→ **Work instructions**: Pull every line containing "this" out of the material below.

[START OF Data excerpts]

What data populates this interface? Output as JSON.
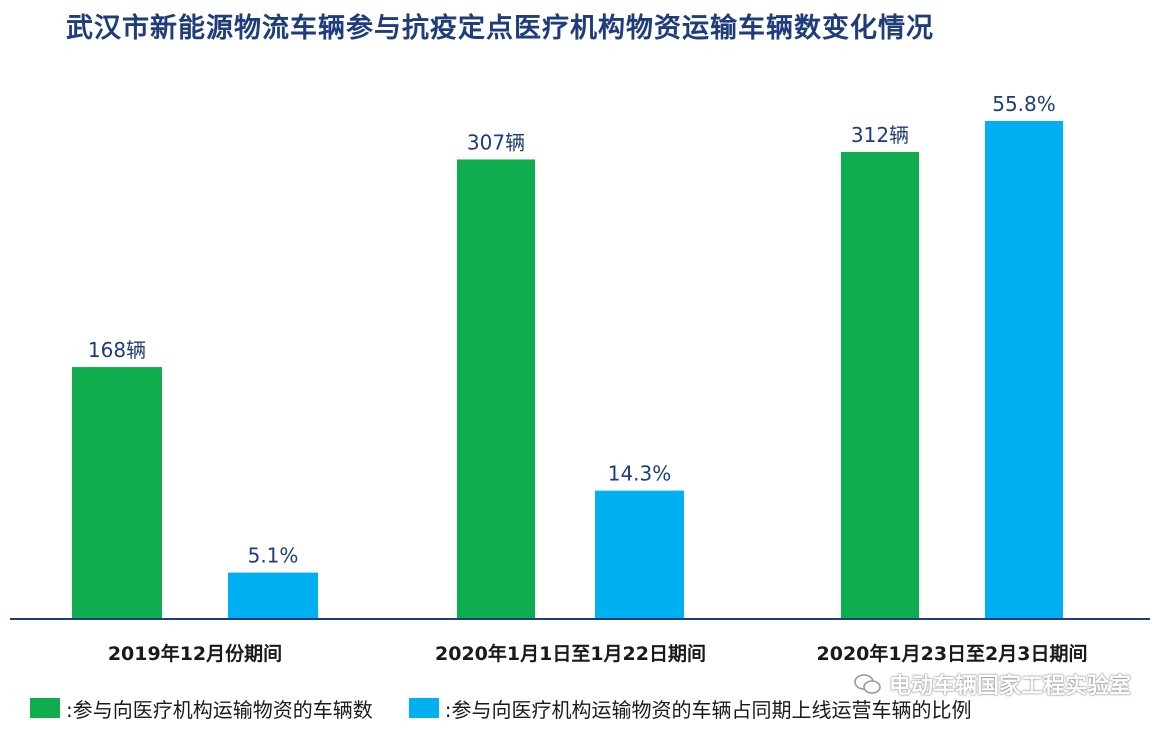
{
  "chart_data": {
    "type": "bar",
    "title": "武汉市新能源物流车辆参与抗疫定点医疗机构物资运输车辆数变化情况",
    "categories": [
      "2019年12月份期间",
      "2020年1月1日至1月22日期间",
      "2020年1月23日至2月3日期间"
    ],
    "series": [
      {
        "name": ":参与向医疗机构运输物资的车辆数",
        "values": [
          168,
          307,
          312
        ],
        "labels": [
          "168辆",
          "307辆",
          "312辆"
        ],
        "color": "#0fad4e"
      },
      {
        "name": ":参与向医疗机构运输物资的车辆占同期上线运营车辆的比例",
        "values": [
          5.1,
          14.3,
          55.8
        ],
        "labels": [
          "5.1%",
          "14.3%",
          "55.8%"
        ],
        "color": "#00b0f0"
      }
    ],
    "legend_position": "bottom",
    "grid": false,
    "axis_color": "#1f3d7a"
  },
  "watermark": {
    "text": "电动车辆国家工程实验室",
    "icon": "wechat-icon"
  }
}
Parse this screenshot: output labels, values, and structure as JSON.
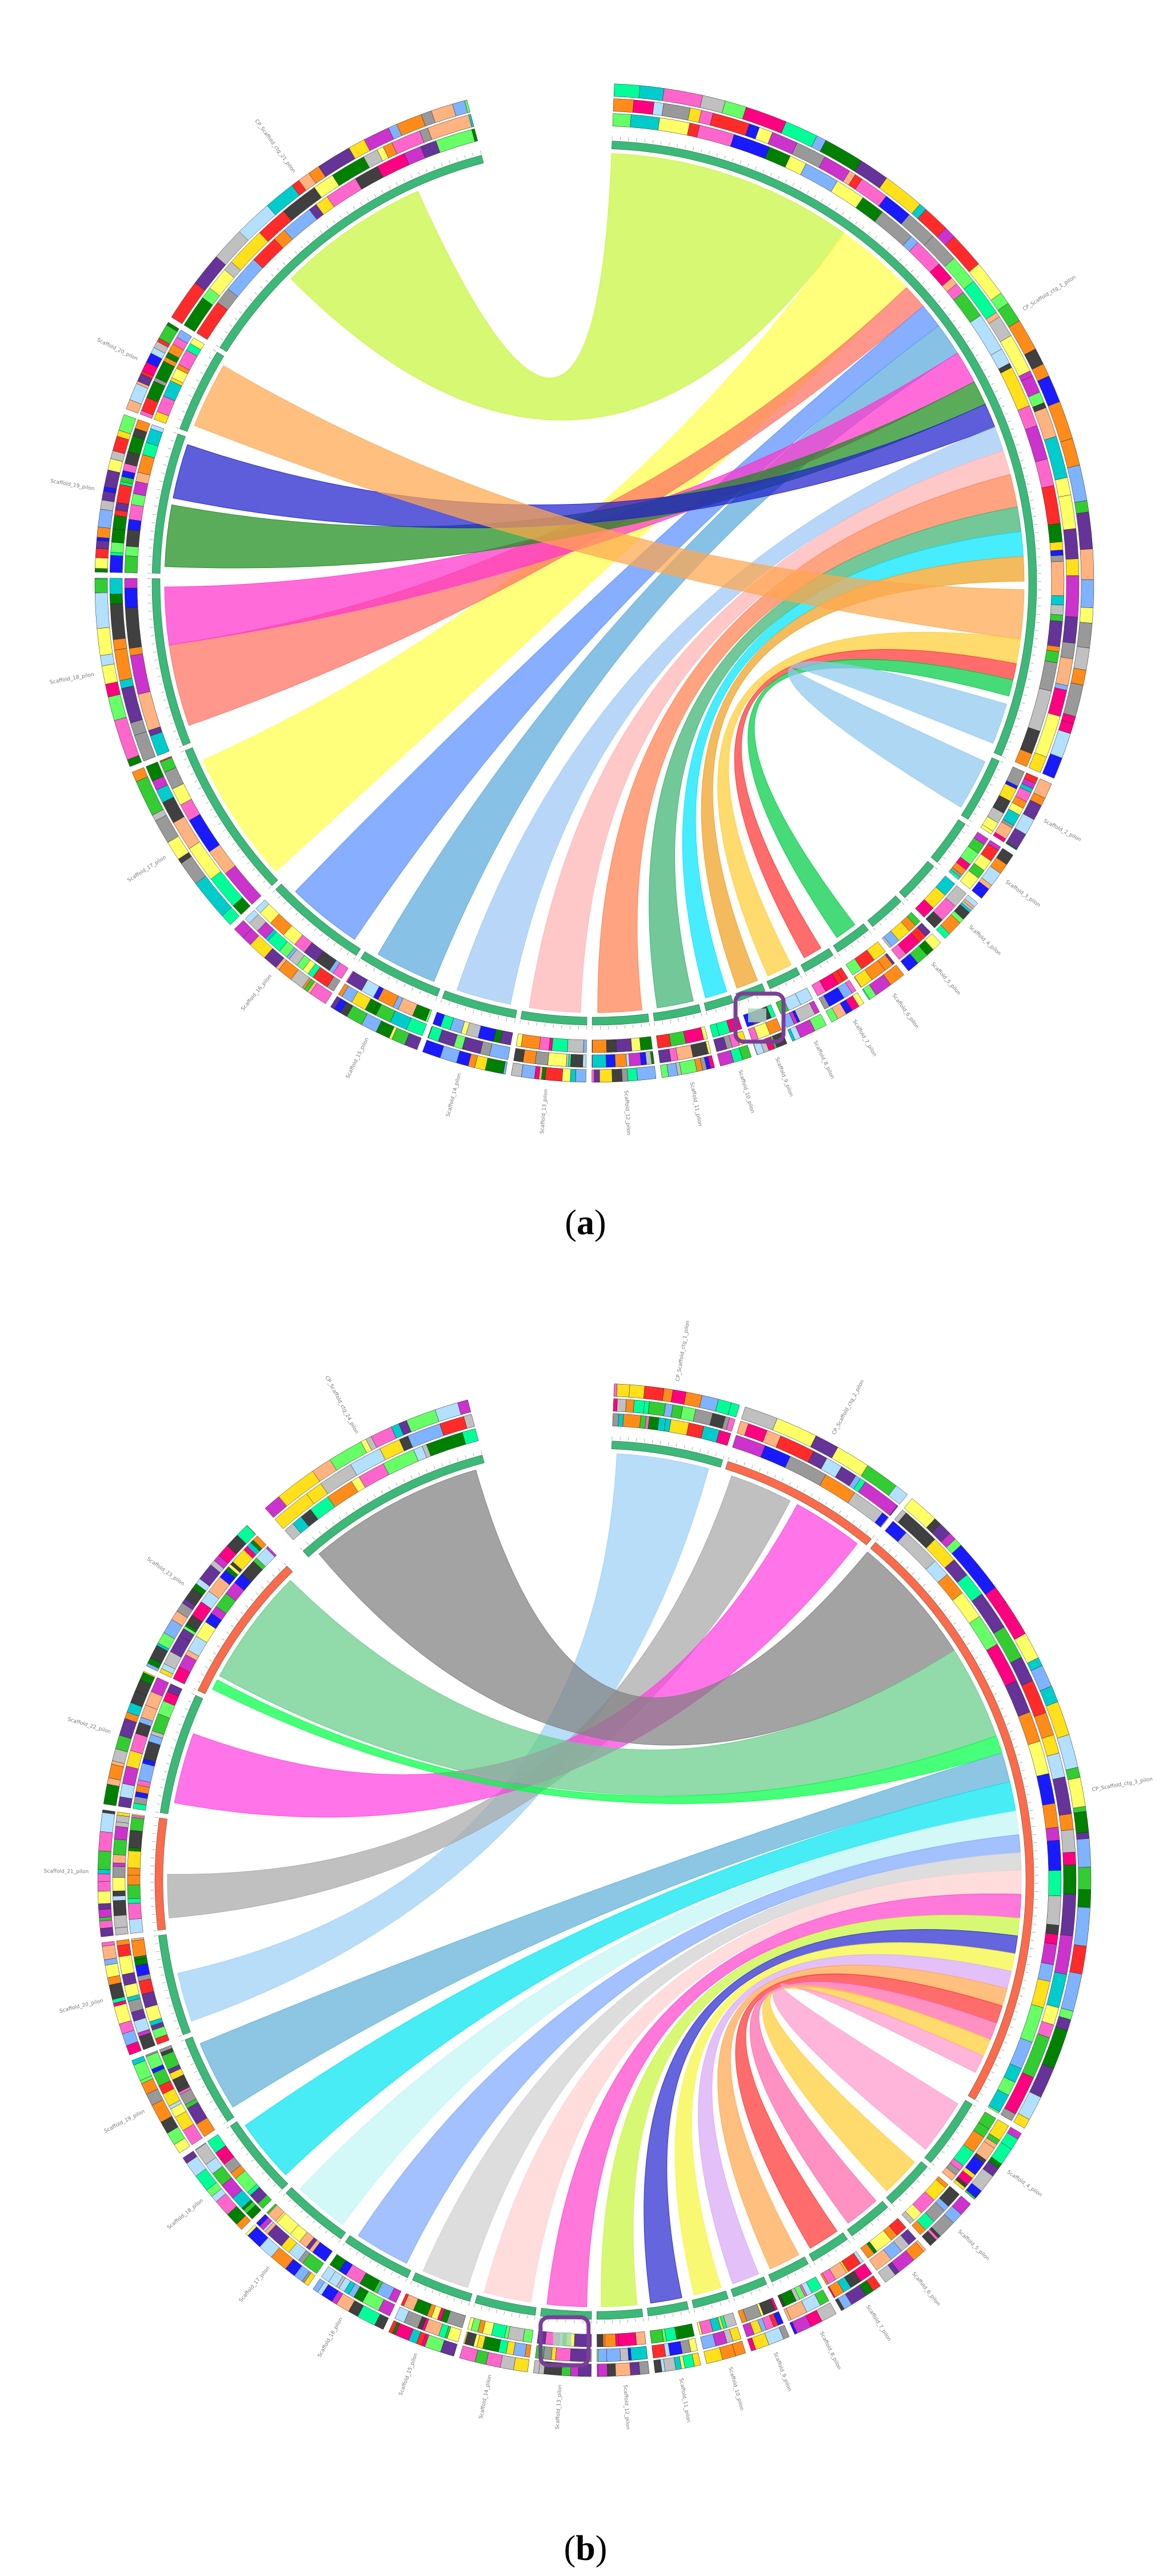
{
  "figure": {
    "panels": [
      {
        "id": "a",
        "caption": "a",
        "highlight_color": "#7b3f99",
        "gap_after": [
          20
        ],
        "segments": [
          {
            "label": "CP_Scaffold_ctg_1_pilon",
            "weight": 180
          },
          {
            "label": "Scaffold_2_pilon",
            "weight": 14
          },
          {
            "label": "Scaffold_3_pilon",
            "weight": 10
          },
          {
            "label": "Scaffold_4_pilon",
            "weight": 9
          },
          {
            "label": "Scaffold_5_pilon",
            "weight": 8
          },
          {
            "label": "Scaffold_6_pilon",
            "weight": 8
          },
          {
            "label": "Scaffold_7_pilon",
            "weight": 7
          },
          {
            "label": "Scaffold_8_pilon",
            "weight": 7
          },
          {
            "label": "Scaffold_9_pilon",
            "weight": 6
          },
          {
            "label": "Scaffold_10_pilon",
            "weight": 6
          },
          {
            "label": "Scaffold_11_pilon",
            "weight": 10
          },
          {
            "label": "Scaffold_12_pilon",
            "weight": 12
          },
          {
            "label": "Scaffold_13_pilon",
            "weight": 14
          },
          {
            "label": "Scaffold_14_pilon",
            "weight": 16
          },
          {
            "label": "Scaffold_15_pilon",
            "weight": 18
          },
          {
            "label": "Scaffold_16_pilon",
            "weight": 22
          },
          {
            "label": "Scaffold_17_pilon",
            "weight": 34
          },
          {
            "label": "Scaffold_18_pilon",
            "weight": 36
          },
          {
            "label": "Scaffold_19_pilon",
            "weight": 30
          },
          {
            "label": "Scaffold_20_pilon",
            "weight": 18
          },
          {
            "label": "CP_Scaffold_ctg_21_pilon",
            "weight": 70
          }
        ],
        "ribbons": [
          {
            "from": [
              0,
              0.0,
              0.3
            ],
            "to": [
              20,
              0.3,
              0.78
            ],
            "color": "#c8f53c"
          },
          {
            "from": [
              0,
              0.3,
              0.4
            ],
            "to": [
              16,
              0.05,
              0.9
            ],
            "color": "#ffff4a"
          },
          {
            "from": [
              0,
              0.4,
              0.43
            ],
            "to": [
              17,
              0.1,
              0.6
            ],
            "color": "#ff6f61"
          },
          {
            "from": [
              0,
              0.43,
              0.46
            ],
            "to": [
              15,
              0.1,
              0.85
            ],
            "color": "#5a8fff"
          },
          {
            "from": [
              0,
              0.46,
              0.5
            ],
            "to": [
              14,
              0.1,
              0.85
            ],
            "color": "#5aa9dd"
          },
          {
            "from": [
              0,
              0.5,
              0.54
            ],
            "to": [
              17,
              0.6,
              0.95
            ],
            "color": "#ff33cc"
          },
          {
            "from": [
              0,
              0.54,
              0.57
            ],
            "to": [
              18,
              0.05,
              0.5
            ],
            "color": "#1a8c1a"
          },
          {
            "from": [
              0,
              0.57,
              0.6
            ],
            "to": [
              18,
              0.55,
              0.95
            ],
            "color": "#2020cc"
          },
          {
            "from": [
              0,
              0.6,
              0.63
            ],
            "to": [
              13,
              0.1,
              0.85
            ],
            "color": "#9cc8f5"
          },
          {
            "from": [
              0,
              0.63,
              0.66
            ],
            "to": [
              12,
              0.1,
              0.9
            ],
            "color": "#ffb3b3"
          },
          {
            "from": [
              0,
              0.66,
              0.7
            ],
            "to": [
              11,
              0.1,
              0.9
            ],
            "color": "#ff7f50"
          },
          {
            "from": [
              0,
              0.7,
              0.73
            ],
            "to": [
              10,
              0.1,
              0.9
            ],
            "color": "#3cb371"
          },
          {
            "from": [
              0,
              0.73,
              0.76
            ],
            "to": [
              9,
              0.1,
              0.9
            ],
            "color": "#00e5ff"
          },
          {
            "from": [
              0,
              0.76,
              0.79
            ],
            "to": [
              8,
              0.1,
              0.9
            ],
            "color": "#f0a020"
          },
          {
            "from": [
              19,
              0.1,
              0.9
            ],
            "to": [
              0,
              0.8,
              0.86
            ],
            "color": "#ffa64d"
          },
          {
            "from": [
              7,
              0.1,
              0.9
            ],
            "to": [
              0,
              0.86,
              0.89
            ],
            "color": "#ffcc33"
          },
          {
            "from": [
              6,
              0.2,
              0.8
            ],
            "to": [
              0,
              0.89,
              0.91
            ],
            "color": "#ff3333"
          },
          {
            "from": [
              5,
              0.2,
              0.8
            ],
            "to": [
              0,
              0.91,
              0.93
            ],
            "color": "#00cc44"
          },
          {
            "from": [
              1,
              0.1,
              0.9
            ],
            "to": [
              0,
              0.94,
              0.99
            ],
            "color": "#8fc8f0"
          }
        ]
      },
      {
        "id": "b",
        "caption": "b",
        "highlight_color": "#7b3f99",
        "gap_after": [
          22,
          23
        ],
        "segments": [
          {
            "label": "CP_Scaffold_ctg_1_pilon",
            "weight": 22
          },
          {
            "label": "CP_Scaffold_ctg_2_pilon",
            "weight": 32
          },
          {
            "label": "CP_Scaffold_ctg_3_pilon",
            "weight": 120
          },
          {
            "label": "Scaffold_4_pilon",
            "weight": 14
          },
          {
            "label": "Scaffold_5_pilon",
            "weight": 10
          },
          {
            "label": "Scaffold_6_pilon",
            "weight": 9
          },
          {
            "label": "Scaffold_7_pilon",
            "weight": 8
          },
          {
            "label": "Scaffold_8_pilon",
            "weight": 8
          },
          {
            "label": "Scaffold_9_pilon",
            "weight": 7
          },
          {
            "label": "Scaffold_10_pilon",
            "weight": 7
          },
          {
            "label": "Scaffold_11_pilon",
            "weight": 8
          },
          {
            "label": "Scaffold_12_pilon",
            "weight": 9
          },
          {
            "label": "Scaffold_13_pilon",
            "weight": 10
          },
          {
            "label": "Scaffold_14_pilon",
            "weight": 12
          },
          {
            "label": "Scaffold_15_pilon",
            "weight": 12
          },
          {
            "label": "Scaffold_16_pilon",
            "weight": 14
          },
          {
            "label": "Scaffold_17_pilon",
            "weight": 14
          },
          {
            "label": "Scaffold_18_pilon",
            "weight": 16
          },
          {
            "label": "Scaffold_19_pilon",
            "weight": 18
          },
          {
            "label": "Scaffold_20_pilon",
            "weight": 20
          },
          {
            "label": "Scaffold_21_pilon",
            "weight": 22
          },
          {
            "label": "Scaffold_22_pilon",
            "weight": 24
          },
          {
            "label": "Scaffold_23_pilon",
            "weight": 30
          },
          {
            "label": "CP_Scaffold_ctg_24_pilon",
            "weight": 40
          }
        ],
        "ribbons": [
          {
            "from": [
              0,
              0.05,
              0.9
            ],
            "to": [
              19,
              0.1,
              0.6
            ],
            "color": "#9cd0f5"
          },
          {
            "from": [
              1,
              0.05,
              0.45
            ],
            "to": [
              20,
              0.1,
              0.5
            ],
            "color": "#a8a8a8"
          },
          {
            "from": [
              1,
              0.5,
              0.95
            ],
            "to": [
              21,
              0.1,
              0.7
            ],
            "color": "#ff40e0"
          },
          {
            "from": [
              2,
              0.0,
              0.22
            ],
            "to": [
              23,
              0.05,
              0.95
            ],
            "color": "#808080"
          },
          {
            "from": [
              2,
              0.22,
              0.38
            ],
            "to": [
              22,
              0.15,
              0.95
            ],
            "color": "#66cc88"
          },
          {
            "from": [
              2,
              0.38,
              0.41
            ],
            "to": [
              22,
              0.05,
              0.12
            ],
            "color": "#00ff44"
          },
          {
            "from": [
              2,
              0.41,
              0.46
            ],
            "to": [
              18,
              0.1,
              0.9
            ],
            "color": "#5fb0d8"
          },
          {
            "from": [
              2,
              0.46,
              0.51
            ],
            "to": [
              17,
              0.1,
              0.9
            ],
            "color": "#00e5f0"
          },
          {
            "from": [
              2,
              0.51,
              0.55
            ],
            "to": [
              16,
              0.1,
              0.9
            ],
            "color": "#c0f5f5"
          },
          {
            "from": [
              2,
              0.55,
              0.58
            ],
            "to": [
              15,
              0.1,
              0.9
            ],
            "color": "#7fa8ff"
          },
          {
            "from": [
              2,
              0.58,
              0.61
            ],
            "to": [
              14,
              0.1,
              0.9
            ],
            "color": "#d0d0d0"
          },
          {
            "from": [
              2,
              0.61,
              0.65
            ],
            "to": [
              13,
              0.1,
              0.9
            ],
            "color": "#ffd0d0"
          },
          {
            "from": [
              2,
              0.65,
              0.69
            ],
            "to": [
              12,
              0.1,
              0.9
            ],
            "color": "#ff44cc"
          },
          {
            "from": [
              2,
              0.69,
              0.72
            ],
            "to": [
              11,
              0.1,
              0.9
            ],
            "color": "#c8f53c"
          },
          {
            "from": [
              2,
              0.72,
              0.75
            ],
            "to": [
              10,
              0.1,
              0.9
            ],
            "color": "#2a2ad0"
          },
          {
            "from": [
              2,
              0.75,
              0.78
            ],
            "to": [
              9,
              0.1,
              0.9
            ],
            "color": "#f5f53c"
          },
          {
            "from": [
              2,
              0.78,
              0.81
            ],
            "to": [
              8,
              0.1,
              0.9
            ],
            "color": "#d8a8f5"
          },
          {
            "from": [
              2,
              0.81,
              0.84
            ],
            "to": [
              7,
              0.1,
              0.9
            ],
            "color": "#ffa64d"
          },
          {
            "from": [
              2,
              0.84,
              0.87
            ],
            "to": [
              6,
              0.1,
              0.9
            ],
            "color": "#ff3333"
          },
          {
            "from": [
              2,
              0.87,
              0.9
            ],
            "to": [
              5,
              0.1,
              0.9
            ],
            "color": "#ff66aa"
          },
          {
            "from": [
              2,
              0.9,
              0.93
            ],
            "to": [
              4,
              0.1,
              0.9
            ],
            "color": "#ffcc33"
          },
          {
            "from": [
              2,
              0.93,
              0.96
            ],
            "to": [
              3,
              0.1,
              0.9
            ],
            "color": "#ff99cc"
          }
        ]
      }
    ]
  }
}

[END OF Data excerpts]

→ **Completed task**:
What data populates this interface? Output as JSON.
Parse this screenshot: output labels, values, and structure as JSON.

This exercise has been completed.